• [Activity] Copy out, from the data, each line containing the string "samples".

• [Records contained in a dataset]
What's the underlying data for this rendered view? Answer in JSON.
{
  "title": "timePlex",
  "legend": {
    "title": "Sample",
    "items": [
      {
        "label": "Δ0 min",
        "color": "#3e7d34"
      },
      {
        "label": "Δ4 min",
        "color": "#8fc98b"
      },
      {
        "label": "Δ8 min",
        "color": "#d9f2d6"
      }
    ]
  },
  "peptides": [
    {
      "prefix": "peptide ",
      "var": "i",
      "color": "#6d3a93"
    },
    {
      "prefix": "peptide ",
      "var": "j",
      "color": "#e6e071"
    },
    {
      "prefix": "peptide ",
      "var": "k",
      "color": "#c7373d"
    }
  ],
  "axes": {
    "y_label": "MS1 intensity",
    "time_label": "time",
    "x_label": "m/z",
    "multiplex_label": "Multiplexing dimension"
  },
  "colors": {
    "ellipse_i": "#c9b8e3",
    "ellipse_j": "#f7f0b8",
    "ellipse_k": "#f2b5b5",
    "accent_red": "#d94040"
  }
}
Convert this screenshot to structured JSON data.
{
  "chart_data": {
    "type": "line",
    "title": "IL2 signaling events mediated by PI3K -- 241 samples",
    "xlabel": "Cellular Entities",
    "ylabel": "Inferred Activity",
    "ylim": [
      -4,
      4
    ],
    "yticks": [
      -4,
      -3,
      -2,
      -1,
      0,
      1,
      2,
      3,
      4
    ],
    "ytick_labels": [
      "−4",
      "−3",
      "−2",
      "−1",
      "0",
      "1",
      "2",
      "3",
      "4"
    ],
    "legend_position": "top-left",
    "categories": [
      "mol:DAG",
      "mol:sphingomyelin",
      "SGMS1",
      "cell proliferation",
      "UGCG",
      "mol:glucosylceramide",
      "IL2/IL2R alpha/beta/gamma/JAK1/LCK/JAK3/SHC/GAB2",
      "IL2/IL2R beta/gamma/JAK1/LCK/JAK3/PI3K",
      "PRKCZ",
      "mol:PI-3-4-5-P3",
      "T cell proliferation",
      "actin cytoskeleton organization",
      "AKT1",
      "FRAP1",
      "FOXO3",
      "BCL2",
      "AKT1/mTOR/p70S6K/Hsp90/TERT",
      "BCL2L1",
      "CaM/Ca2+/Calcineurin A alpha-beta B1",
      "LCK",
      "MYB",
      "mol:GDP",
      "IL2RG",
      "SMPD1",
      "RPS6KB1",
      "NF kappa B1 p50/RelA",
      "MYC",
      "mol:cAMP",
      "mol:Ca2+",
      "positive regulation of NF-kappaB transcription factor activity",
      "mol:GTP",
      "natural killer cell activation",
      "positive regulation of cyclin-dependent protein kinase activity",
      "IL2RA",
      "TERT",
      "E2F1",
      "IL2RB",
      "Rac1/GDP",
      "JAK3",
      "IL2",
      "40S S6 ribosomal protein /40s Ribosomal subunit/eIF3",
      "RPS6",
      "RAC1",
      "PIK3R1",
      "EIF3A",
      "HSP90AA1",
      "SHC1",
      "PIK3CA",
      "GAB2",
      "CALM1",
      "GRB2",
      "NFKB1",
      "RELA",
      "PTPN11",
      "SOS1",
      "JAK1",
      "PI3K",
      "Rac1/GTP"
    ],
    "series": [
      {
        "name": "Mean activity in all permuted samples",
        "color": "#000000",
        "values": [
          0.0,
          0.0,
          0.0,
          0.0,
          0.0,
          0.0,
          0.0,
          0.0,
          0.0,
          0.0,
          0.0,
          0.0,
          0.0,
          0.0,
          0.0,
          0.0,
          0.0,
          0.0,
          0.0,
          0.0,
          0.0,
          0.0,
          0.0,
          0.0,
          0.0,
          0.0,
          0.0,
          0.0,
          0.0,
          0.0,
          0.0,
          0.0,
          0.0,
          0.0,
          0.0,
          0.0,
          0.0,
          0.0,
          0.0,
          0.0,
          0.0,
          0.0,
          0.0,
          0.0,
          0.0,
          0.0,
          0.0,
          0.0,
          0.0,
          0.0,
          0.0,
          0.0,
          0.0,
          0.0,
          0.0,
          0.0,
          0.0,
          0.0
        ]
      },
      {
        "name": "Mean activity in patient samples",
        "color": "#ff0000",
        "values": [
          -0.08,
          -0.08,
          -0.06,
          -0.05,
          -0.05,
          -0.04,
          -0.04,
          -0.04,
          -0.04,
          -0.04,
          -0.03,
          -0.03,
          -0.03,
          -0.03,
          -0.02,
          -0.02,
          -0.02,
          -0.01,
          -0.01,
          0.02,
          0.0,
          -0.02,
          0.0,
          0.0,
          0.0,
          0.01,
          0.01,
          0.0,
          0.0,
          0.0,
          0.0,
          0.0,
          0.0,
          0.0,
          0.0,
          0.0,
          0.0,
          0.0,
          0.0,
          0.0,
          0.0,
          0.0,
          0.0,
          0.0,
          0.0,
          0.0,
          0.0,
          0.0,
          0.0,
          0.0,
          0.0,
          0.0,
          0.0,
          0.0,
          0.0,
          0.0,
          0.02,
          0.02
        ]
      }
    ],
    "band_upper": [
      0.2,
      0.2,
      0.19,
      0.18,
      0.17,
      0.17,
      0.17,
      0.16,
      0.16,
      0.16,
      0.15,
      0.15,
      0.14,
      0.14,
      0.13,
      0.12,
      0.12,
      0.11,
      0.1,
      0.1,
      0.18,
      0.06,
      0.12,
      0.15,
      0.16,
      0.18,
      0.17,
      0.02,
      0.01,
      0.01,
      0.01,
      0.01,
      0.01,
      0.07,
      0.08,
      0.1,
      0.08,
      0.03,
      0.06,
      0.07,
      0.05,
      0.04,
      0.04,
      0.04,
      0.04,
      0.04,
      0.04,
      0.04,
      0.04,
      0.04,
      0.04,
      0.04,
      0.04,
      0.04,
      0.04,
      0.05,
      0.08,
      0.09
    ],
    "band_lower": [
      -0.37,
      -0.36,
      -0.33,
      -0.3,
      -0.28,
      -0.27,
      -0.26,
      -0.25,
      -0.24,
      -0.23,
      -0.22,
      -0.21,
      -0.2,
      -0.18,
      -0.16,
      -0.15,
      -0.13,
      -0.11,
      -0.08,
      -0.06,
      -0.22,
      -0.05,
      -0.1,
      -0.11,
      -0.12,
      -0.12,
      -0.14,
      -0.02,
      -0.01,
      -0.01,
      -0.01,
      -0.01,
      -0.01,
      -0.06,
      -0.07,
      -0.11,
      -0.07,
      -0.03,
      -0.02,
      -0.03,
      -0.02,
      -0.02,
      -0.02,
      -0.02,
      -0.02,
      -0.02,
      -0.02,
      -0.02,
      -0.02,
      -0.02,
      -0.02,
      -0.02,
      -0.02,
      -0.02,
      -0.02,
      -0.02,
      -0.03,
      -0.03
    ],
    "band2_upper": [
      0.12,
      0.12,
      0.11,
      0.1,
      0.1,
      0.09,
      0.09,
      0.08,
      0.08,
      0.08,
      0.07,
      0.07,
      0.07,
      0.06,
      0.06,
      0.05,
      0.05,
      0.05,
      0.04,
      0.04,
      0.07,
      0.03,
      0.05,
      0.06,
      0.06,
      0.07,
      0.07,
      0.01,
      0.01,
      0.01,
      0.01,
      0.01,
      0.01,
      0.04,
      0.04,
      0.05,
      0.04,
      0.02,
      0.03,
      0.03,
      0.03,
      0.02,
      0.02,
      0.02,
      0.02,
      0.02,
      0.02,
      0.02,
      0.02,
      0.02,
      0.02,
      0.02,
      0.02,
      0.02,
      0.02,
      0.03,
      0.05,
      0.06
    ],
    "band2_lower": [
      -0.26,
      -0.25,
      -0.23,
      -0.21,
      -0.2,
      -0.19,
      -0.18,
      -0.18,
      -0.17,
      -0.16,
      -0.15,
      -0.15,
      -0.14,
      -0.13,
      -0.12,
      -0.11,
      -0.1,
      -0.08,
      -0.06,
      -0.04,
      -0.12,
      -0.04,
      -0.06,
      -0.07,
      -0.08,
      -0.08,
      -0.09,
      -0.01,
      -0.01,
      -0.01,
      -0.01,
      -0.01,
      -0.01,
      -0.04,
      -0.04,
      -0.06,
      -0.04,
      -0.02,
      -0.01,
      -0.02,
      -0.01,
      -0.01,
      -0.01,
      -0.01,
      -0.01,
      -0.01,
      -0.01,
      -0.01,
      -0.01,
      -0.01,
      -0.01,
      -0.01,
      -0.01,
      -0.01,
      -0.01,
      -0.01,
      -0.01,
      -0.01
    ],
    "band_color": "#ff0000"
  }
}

• [Answer to this problem]
    "title": "IL2 signaling events mediated by PI3K -- 241 samples",
        "name": "Mean activity in all permuted samples",
        "name": "Mean activity in patient samples",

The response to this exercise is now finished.